• Dataset records
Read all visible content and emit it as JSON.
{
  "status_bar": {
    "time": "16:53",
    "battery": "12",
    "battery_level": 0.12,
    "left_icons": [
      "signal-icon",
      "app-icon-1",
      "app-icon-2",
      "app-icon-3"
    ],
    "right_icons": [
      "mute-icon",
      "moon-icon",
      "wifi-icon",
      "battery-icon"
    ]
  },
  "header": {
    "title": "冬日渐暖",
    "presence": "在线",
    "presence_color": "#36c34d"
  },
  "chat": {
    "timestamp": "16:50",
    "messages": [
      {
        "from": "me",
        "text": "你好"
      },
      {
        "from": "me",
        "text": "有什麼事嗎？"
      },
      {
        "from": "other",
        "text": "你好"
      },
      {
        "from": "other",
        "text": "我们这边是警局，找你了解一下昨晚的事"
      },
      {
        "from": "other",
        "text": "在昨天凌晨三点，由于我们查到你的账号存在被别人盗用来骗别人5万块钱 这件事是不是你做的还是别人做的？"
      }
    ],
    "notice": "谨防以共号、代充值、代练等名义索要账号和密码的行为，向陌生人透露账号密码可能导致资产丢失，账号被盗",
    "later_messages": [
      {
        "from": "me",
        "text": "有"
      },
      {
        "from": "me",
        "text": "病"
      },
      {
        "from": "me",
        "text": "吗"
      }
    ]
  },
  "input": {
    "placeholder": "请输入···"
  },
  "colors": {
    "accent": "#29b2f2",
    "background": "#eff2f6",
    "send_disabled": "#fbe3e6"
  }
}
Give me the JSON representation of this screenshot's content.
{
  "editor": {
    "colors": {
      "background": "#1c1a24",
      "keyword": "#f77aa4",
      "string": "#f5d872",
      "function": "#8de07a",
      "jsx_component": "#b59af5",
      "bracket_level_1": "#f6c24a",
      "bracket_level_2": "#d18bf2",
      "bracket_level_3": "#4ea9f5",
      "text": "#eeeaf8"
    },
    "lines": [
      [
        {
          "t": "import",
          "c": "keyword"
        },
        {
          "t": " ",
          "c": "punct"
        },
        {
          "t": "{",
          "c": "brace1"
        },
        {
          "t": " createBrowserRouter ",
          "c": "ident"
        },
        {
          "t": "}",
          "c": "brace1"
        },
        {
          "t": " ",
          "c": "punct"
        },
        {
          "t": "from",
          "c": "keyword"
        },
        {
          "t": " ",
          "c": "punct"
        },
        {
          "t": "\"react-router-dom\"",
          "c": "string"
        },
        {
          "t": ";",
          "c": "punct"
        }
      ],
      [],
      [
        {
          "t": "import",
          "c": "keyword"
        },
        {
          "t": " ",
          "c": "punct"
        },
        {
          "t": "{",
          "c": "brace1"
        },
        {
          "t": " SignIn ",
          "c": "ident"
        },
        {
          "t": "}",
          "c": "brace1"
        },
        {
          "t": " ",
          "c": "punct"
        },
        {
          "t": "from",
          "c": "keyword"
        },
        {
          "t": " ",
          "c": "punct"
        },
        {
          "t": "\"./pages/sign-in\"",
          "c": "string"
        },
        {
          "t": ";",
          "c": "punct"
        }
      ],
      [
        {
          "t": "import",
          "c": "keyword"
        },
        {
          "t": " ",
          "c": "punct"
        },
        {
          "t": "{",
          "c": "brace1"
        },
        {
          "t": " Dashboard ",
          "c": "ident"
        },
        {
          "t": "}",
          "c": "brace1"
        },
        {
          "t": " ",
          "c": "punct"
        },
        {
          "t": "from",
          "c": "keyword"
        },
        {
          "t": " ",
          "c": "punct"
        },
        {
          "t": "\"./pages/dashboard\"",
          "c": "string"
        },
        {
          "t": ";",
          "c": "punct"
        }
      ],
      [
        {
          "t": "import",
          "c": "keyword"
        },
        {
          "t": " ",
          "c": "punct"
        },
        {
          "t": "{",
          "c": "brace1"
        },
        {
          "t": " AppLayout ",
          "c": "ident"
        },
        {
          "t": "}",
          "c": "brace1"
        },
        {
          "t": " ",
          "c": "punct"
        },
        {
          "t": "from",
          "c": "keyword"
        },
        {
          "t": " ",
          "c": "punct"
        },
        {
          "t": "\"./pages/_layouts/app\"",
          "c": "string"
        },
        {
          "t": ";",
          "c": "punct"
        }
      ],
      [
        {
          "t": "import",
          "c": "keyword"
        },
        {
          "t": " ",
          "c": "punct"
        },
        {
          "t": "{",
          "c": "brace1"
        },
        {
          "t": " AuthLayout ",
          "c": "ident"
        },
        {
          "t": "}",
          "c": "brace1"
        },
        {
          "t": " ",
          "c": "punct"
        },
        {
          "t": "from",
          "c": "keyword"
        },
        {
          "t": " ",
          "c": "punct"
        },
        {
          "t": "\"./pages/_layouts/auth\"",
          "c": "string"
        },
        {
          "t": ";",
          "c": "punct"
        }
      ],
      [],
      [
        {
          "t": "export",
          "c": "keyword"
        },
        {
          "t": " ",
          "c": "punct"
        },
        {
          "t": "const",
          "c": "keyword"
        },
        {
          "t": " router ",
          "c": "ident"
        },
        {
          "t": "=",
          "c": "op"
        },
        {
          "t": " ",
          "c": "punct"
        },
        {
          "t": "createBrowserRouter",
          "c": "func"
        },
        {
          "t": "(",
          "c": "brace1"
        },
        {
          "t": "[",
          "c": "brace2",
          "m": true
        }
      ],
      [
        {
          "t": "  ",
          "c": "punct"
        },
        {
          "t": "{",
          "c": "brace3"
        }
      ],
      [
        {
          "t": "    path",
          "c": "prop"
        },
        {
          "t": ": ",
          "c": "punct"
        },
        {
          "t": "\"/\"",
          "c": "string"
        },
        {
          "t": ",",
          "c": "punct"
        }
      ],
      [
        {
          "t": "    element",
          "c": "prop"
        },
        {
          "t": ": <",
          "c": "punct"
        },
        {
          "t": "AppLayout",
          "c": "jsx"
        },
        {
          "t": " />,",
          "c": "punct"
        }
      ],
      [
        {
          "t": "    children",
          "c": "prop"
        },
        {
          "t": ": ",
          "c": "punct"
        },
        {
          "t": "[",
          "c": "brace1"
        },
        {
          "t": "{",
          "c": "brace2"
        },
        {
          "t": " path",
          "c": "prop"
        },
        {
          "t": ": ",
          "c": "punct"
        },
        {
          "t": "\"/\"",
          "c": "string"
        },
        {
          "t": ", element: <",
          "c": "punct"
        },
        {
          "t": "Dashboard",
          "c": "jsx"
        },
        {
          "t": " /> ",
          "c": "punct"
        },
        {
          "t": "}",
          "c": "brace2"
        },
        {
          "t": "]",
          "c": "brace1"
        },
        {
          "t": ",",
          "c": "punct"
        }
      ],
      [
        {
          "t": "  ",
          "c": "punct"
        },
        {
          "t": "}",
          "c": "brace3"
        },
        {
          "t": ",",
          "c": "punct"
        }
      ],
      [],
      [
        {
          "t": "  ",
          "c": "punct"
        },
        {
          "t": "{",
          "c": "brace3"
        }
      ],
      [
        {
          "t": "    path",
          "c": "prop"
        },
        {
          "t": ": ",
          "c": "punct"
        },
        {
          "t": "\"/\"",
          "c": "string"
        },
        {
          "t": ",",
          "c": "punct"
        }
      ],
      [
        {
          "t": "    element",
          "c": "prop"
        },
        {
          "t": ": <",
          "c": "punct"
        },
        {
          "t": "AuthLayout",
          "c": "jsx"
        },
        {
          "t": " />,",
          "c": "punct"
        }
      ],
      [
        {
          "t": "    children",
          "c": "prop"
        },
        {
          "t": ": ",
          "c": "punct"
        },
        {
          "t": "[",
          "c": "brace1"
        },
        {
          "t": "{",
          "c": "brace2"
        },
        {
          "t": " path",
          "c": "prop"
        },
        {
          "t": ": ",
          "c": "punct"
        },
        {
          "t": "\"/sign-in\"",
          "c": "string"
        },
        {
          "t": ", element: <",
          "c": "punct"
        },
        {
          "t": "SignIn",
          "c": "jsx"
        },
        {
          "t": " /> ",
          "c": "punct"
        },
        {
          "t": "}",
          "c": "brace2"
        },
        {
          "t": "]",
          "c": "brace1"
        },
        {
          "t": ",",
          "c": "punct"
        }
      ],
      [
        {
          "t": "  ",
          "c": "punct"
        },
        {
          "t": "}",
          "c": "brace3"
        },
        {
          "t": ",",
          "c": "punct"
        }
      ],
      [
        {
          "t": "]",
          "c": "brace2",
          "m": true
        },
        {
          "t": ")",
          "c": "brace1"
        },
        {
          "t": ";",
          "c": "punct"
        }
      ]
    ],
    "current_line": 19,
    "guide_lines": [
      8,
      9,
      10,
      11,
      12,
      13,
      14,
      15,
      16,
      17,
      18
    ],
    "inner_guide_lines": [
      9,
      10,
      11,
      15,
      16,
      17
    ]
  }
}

• Written problem
Scan the material above. Copy each line where "JSON" occurs.

• Exercise response
Read all visible content and emit it as JSON.
Give me the JSON representation of this screenshot's content.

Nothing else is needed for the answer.